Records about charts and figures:
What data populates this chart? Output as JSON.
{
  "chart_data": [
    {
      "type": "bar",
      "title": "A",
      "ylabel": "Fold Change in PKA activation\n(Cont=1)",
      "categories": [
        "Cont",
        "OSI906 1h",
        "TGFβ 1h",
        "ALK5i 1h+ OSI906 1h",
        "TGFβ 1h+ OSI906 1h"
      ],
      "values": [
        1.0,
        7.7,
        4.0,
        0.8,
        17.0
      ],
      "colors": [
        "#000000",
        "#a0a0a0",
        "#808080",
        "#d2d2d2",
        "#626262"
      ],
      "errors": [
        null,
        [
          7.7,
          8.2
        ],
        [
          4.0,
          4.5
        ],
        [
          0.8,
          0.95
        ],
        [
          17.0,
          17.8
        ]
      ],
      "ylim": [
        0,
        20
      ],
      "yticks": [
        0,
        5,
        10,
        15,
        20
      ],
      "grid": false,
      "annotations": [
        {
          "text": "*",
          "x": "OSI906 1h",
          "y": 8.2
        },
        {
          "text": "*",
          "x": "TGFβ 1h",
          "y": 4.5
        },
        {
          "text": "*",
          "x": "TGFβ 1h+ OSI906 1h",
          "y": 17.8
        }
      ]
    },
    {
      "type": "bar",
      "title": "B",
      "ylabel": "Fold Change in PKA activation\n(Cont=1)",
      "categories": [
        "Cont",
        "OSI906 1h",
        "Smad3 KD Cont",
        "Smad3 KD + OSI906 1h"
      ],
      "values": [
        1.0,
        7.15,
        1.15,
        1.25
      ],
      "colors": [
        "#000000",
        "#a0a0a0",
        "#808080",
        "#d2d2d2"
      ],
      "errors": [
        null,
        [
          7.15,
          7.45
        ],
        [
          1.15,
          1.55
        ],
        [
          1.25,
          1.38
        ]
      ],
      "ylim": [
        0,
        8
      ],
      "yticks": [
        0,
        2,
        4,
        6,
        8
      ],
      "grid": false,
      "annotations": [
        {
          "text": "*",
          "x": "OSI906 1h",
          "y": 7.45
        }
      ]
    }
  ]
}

Description of the task:
Reproduce the whole listing word for word.

Final result:
What data populates this chart? Output as JSON.
{
  "chart_data": [
    {
      "type": "bar",
      "title": "A",
      "ylabel": "Fold Change in PKA activation\n(Cont=1)",
      "categories": [
        "Cont",
        "OSI906 1h",
        "TGFβ 1h",
        "ALK5i 1h+ OSI906 1h",
        "TGFβ 1h+ OSI906 1h"
      ],
      "values": [
        1.0,
        7.7,
        4.0,
        0.8,
        17.0
      ],
      "colors": [
        "#000000",
        "#a0a0a0",
        "#808080",
        "#d2d2d2",
        "#626262"
      ],
      "errors": [
        null,
        [
          7.7,
          8.2
        ],
        [
          4.0,
          4.5
        ],
        [
          0.8,
          0.95
        ],
        [
          17.0,
          17.8
        ]
      ],
      "ylim": [
        0,
        20
      ],
      "yticks": [
        0,
        5,
        10,
        15,
        20
      ],
      "grid": false,
      "annotations": [
        {
          "text": "*",
          "x": "OSI906 1h",
          "y": 8.2
        },
        {
          "text": "*",
          "x": "TGFβ 1h",
          "y": 4.5
        },
        {
          "text": "*",
          "x": "TGFβ 1h+ OSI906 1h",
          "y": 17.8
        }
      ]
    },
    {
      "type": "bar",
      "title": "B",
      "ylabel": "Fold Change in PKA activation\n(Cont=1)",
      "categories": [
        "Cont",
        "OSI906 1h",
        "Smad3 KD Cont",
        "Smad3 KD + OSI906 1h"
      ],
      "values": [
        1.0,
        7.15,
        1.15,
        1.25
      ],
      "colors": [
        "#000000",
        "#a0a0a0",
        "#808080",
        "#d2d2d2"
      ],
      "errors": [
        null,
        [
          7.15,
          7.45
        ],
        [
          1.15,
          1.55
        ],
        [
          1.25,
          1.38
        ]
      ],
      "ylim": [
        0,
        8
      ],
      "yticks": [
        0,
        2,
        4,
        6,
        8
      ],
      "grid": false,
      "annotations": [
        {
          "text": "*",
          "x": "OSI906 1h",
          "y": 7.45
        }
      ]
    }
  ]
}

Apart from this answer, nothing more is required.